The copyfrompath url can be found via the … button on the script path to browse the path to where you want to start copy files from. (image shows sample)
For easy reuse we provide the varibales on Environment level (easy to clone the environment or the whole release and we are 80% done just changing the variables, search paths and replacement scripts).
When the code is extracted we need to do some manipulation, almost always it’s changing the URL and some small adjustments. There are several ways of doing this but we have thought that the easiest way is to just use Regex with the replace function. Here is a commonly used Powershell script for replacing a text via Regex expressions in powershell and a sample on how we use it with parameters.
param([string] $filepath ,[string] $regex, [string] $value) (Get-Content $filepath) -replace $regex,$value | Out-File $filepath
And the arguments provided need’s to point to the exact file location (on the disk where the release agent can find it) the regex on what it should match (in the sample bellow we change th URL on the backend setting for the SOAP API we are using to the one matching the new instance).
-filepath "$(SYSTEM.ARTIFACTSDIRECTORY)\$(apiname).scm.azure-api.net\api-management\backends\BizTalkServiceInstance_Soa107AV4D\configuration.json" -regex '"url":\W*[0-9a-zA-Z:/\."]*' -value '"url": "https://newurlformysoapservice.com"'
The $(SYSTEM.ARTIFACTSDIRECTORY) is vital for finding the correct path since this parameter will contain the path to the folder where the where we can find the file.
This is then repeated until all URL’s or other settings thas need’s to be changed.
When all changes have been made we need to push the changes to the targeted APIM instance GIT repository, this is also done via Powershell and here is a script we are using for this.

• Problems to work on
[1] According to the APIM deployment text, what method is considered the easiest way to manipulate the extracted code?
[2] Duplicate the APIM deployment text from "For easy reuse" up to and including "and replacement scripts).".
The records that come next are separate material.

• Page layout parsing data

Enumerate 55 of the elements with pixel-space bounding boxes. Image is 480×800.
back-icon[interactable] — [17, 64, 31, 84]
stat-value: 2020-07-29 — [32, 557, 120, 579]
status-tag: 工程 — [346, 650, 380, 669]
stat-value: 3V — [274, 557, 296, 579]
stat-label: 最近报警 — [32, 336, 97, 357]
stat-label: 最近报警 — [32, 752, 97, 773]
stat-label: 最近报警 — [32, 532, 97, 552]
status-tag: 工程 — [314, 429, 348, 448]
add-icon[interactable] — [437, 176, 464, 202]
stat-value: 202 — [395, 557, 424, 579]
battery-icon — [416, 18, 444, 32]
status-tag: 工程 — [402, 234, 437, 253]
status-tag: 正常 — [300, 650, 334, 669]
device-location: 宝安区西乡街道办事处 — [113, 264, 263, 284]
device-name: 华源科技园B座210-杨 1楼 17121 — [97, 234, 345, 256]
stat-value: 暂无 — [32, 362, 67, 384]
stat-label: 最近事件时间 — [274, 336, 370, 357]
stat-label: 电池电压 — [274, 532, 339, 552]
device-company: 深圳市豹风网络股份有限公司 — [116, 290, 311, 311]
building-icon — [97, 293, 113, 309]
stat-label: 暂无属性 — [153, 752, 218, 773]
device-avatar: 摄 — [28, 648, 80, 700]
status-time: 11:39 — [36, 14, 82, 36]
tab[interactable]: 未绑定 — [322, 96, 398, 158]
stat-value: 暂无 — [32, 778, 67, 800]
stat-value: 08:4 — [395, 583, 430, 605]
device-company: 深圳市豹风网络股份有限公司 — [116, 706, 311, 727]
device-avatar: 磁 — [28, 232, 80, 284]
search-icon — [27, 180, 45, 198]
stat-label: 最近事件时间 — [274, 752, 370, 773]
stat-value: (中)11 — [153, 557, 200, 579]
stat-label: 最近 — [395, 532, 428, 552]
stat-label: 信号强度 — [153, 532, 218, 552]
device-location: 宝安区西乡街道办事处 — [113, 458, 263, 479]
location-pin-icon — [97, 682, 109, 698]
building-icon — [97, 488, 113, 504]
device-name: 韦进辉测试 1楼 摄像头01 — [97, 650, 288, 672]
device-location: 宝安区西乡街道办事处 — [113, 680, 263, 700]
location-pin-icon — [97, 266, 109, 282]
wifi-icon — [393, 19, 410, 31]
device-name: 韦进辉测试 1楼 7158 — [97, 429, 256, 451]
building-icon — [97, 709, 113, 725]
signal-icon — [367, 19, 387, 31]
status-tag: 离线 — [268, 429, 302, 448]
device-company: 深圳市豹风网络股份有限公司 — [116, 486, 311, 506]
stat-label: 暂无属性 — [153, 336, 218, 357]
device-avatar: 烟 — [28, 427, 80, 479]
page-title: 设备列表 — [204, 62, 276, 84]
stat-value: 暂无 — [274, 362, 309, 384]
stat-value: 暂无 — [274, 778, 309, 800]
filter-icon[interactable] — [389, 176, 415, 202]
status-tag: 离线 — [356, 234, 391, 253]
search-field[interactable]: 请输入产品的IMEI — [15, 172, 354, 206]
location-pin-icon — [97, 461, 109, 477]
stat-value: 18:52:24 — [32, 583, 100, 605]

• Exercise solutions
[1] Using Regex with the replace function.

[2]
For easy reuse we provide the varibales on Environment level (easy to clone the environment or the whole release and we are 80% done just changing the variables, search paths and replacement scripts).